» **Challenge**:
Print the listing below exactly.

-- Given records start --

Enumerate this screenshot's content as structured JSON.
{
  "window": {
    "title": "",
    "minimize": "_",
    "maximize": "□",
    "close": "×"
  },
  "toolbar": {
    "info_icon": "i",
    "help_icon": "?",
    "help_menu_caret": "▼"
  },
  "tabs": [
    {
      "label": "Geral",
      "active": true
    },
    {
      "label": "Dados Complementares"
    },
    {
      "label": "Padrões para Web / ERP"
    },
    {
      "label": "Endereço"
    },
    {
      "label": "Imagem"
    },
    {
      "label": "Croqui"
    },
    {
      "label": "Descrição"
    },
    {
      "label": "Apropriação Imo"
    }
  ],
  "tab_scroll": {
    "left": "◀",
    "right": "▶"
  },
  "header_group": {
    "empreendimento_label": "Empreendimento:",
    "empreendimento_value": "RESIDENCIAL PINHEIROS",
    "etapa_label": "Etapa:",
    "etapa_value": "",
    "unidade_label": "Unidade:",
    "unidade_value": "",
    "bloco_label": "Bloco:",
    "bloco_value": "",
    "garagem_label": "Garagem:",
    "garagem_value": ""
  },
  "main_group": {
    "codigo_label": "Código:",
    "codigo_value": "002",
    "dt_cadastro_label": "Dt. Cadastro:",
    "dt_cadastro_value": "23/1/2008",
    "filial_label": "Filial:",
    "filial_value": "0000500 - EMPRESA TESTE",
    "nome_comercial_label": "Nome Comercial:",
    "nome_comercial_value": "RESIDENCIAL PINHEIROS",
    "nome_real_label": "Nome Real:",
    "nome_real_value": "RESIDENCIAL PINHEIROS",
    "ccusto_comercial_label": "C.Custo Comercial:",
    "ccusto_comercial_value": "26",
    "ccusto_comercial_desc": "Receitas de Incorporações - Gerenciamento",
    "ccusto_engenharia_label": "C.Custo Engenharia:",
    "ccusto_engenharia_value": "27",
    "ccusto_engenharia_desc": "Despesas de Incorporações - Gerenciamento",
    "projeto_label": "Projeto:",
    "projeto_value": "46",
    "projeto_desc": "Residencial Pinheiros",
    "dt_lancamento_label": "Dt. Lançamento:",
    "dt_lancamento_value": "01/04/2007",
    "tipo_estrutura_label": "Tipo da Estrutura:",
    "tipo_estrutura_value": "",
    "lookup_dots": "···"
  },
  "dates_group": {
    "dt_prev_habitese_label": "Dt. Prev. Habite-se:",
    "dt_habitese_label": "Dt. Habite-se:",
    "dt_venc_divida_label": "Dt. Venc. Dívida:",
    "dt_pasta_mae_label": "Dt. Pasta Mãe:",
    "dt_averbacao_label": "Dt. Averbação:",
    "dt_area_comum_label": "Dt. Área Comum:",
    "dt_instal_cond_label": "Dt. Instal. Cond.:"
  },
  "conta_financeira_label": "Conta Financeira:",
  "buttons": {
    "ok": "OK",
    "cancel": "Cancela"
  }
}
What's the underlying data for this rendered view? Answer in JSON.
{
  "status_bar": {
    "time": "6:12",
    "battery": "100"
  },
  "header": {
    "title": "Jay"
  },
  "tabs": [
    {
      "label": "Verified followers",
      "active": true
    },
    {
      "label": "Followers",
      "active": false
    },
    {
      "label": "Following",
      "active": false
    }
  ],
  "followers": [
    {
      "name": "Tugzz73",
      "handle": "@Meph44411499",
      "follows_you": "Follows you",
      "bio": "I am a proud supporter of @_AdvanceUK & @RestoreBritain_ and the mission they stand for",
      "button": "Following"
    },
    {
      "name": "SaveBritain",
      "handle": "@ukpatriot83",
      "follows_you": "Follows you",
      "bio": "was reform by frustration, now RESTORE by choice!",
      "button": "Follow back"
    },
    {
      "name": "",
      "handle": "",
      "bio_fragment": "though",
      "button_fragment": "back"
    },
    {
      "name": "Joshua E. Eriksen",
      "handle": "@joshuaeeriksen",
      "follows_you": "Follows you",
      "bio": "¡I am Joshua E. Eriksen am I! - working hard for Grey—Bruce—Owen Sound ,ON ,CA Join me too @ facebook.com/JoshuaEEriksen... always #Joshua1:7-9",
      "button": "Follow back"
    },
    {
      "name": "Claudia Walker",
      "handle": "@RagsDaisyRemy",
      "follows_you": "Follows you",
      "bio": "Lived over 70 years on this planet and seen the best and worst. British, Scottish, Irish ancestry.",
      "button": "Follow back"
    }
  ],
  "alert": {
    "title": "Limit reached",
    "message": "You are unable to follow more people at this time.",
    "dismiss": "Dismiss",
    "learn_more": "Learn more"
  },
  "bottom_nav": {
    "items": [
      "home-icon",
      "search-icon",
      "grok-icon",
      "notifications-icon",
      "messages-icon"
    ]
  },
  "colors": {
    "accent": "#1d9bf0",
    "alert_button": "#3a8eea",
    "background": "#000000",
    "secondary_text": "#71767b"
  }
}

-- Given records end --

» **Written solution**:
Enumerate this screenshot's content as structured JSON.
{
  "window": {
    "title": "",
    "minimize": "_",
    "maximize": "□",
    "close": "×"
  },
  "toolbar": {
    "info_icon": "i",
    "help_icon": "?",
    "help_menu_caret": "▼"
  },
  "tabs": [
    {
      "label": "Geral",
      "active": true
    },
    {
      "label": "Dados Complementares"
    },
    {
      "label": "Padrões para Web / ERP"
    },
    {
      "label": "Endereço"
    },
    {
      "label": "Imagem"
    },
    {
      "label": "Croqui"
    },
    {
      "label": "Descrição"
    },
    {
      "label": "Apropriação Imo"
    }
  ],
  "tab_scroll": {
    "left": "◀",
    "right": "▶"
  },
  "header_group": {
    "empreendimento_label": "Empreendimento:",
    "empreendimento_value": "RESIDENCIAL PINHEIROS",
    "etapa_label": "Etapa:",
    "etapa_value": "",
    "unidade_label": "Unidade:",
    "unidade_value": "",
    "bloco_label": "Bloco:",
    "bloco_value": "",
    "garagem_label": "Garagem:",
    "garagem_value": ""
  },
  "main_group": {
    "codigo_label": "Código:",
    "codigo_value": "002",
    "dt_cadastro_label": "Dt. Cadastro:",
    "dt_cadastro_value": "23/1/2008",
    "filial_label": "Filial:",
    "filial_value": "0000500 - EMPRESA TESTE",
    "nome_comercial_label": "Nome Comercial:",
    "nome_comercial_value": "RESIDENCIAL PINHEIROS",
    "nome_real_label": "Nome Real:",
    "nome_real_value": "RESIDENCIAL PINHEIROS",
    "ccusto_comercial_label": "C.Custo Comercial:",
    "ccusto_comercial_value": "26",
    "ccusto_comercial_desc": "Receitas de Incorporações - Gerenciamento",
    "ccusto_engenharia_label": "C.Custo Engenharia:",
    "ccusto_engenharia_value": "27",
    "ccusto_engenharia_desc": "Despesas de Incorporações - Gerenciamento",
    "projeto_label": "Projeto:",
    "projeto_value": "46",
    "projeto_desc": "Residencial Pinheiros",
    "dt_lancamento_label": "Dt. Lançamento:",
    "dt_lancamento_value": "01/04/2007",
    "tipo_estrutura_label": "Tipo da Estrutura:",
    "tipo_estrutura_value": "",
    "lookup_dots": "···"
  },
  "dates_group": {
    "dt_prev_habitese_label": "Dt. Prev. Habite-se:",
    "dt_habitese_label": "Dt. Habite-se:",
    "dt_venc_divida_label": "Dt. Venc. Dívida:",
    "dt_pasta_mae_label": "Dt. Pasta Mãe:",
    "dt_averbacao_label": "Dt. Averbação:",
    "dt_area_comum_label": "Dt. Área Comum:",
    "dt_instal_cond_label": "Dt. Instal. Cond.:"
  },
  "conta_financeira_label": "Conta Financeira:",
  "buttons": {
    "ok": "OK",
    "cancel": "Cancela"
  }
}
What's the underlying data for this rendered view? Answer in JSON.
{
  "status_bar": {
    "time": "6:12",
    "battery": "100"
  },
  "header": {
    "title": "Jay"
  },
  "tabs": [
    {
      "label": "Verified followers",
      "active": true
    },
    {
      "label": "Followers",
      "active": false
    },
    {
      "label": "Following",
      "active": false
    }
  ],
  "followers": [
    {
      "name": "Tugzz73",
      "handle": "@Meph44411499",
      "follows_you": "Follows you",
      "bio": "I am a proud supporter of @_AdvanceUK & @RestoreBritain_ and the mission they stand for",
      "button": "Following"
    },
    {
      "name": "SaveBritain",
      "handle": "@ukpatriot83",
      "follows_you": "Follows you",
      "bio": "was reform by frustration, now RESTORE by choice!",
      "button": "Follow back"
    },
    {
      "name": "",
      "handle": "",
      "bio_fragment": "though",
      "button_fragment": "back"
    },
    {
      "name": "Joshua E. Eriksen",
      "handle": "@joshuaeeriksen",
      "follows_you": "Follows you",
      "bio": "¡I am Joshua E. Eriksen am I! - working hard for Grey—Bruce—Owen Sound ,ON ,CA Join me too @ facebook.com/JoshuaEEriksen... always #Joshua1:7-9",
      "button": "Follow back"
    },
    {
      "name": "Claudia Walker",
      "handle": "@RagsDaisyRemy",
      "follows_you": "Follows you",
      "bio": "Lived over 70 years on this planet and seen the best and worst. British, Scottish, Irish ancestry.",
      "button": "Follow back"
    }
  ],
  "alert": {
    "title": "Limit reached",
    "message": "You are unable to follow more people at this time.",
    "dismiss": "Dismiss",
    "learn_more": "Learn more"
  },
  "bottom_nav": {
    "items": [
      "home-icon",
      "search-icon",
      "grok-icon",
      "notifications-icon",
      "messages-icon"
    ]
  },
  "colors": {
    "accent": "#1d9bf0",
    "alert_button": "#3a8eea",
    "background": "#000000",
    "secondary_text": "#71767b"
  }
}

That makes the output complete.